Exercise brief> Your task is to repeat the entries underneath exactly, minus the pictures.

Raw records>

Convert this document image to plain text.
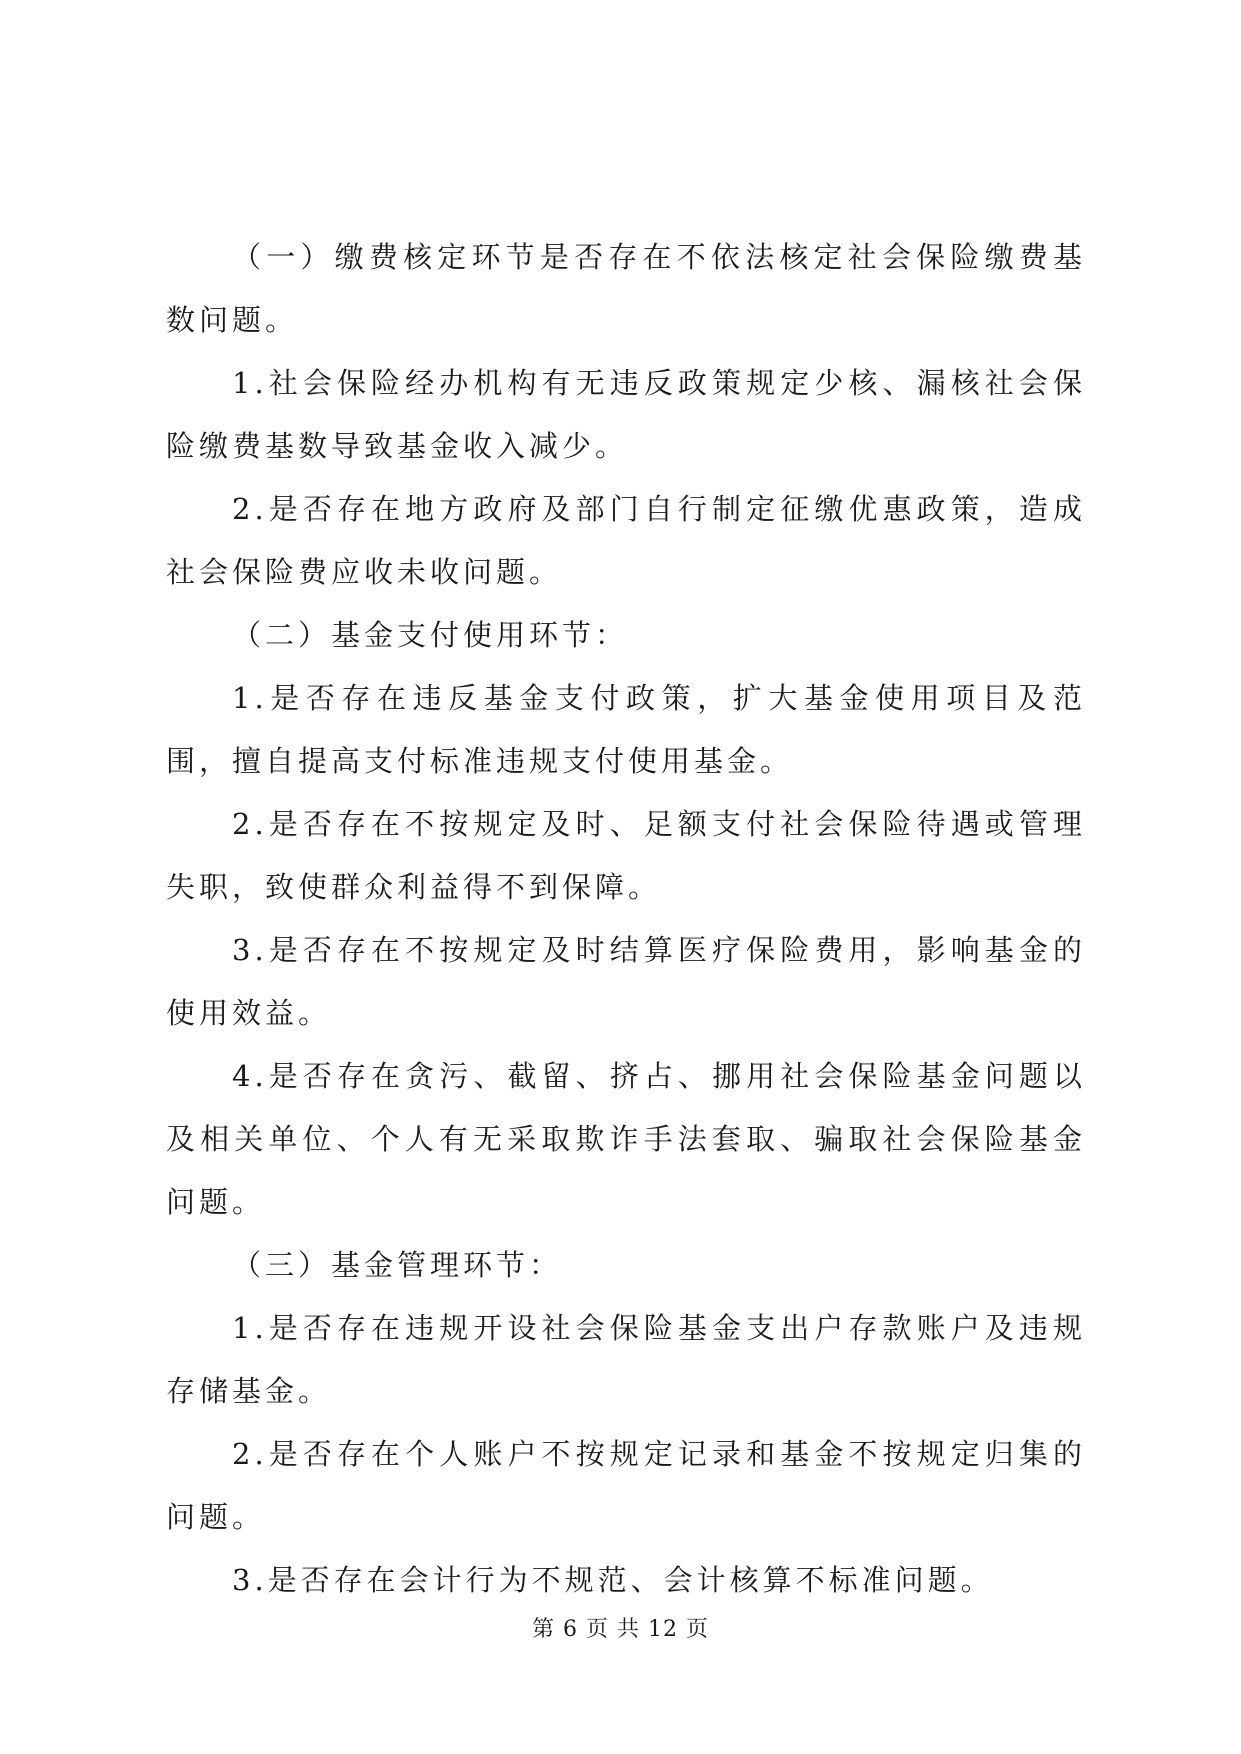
（一）缴费核定环节是否存在不依法核定社会保险缴费基数问题。

1.社会保险经办机构有无违反政策规定少核、漏核社会保险缴费基数导致基金收入减少。

2.是否存在地方政府及部门自行制定征缴优惠政策，造成社会保险费应收未收问题。

（二）基金支付使用环节：

1.是否存在违反基金支付政策，扩大基金使用项目及范围，擅自提高支付标准违规支付使用基金。

2.是否存在不按规定及时、足额支付社会保险待遇或管理失职，致使群众利益得不到保障。

3.是否存在不按规定及时结算医疗保险费用，影响基金的使用效益。

4.是否存在贪污、截留、挤占、挪用社会保险基金问题以及相关单位、个人有无采取欺诈手法套取、骗取社会保险基金问题。

（三）基金管理环节：

1.是否存在违规开设社会保险基金支出户存款账户及违规存储基金。

2.是否存在个人账户不按规定记录和基金不按规定归集的问题。

3.是否存在会计行为不规范、会计核算不标准问题。

第 6 页 共 12 页
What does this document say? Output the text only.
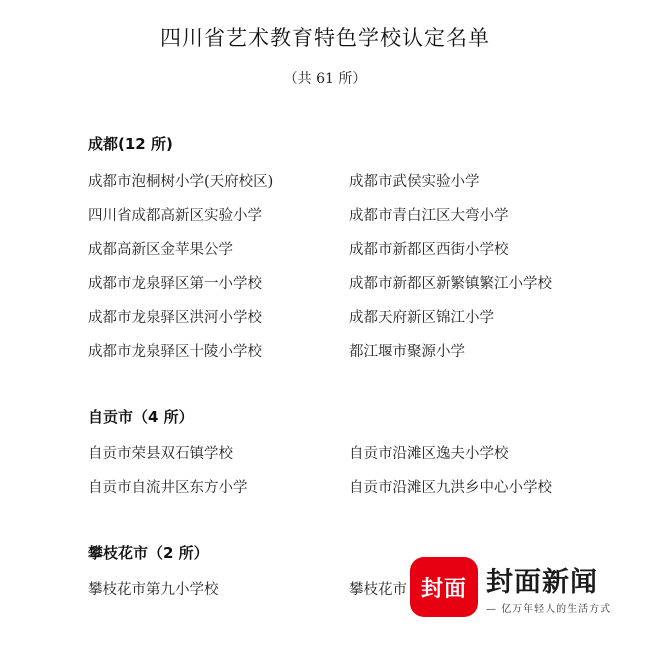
四川省艺术教育特色学校认定名单
（共 61 所）
成都(12 所)
成都市泡桐树小学(天府校区)
四川省成都高新区实验小学
成都高新区金苹果公学
成都市龙泉驿区第一小学校
成都市龙泉驿区洪河小学校
成都市龙泉驿区十陵小学校
成都市武侯实验小学
成都市青白江区大弯小学
成都市新都区西街小学校
成都市新都区新繁镇繁江小学校
成都天府新区锦江小学
都江堰市聚源小学
自贡市（4 所）
自贡市荣县双石镇学校
自贡市自流井区东方小学
自贡市沿滩区逸夫小学校
自贡市沿滩区九洪乡中心小学校
攀枝花市（2 所）
攀枝花市第九小学校	攀枝花市 封面 封面新闻
— 亿万年轻人的生活方式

Exercise result>
Convert this document image to plain text.
（一）缴费核定环节是否存在不依法核定社会保险缴费基数问题。

1.社会保险经办机构有无违反政策规定少核、漏核社会保险缴费基数导致基金收入减少。

2.是否存在地方政府及部门自行制定征缴优惠政策，造成社会保险费应收未收问题。

（二）基金支付使用环节：

1.是否存在违反基金支付政策，扩大基金使用项目及范围，擅自提高支付标准违规支付使用基金。

2.是否存在不按规定及时、足额支付社会保险待遇或管理失职，致使群众利益得不到保障。

3.是否存在不按规定及时结算医疗保险费用，影响基金的使用效益。

4.是否存在贪污、截留、挤占、挪用社会保险基金问题以及相关单位、个人有无采取欺诈手法套取、骗取社会保险基金问题。

（三）基金管理环节：

1.是否存在违规开设社会保险基金支出户存款账户及违规存储基金。

2.是否存在个人账户不按规定记录和基金不按规定归集的问题。

3.是否存在会计行为不规范、会计核算不标准问题。

第 6 页 共 12 页
What does this document say? Output the text only.
四川省艺术教育特色学校认定名单
（共 61 所）
成都(12 所)
成都市泡桐树小学(天府校区)
四川省成都高新区实验小学
成都高新区金苹果公学
成都市龙泉驿区第一小学校
成都市龙泉驿区洪河小学校
成都市龙泉驿区十陵小学校
成都市武侯实验小学
成都市青白江区大弯小学
成都市新都区西街小学校
成都市新都区新繁镇繁江小学校
成都天府新区锦江小学
都江堰市聚源小学
自贡市（4 所）
自贡市荣县双石镇学校
自贡市自流井区东方小学
自贡市沿滩区逸夫小学校
自贡市沿滩区九洪乡中心小学校
攀枝花市（2 所）
攀枝花市第九小学校	攀枝花市 封面 封面新闻
— 亿万年轻人的生活方式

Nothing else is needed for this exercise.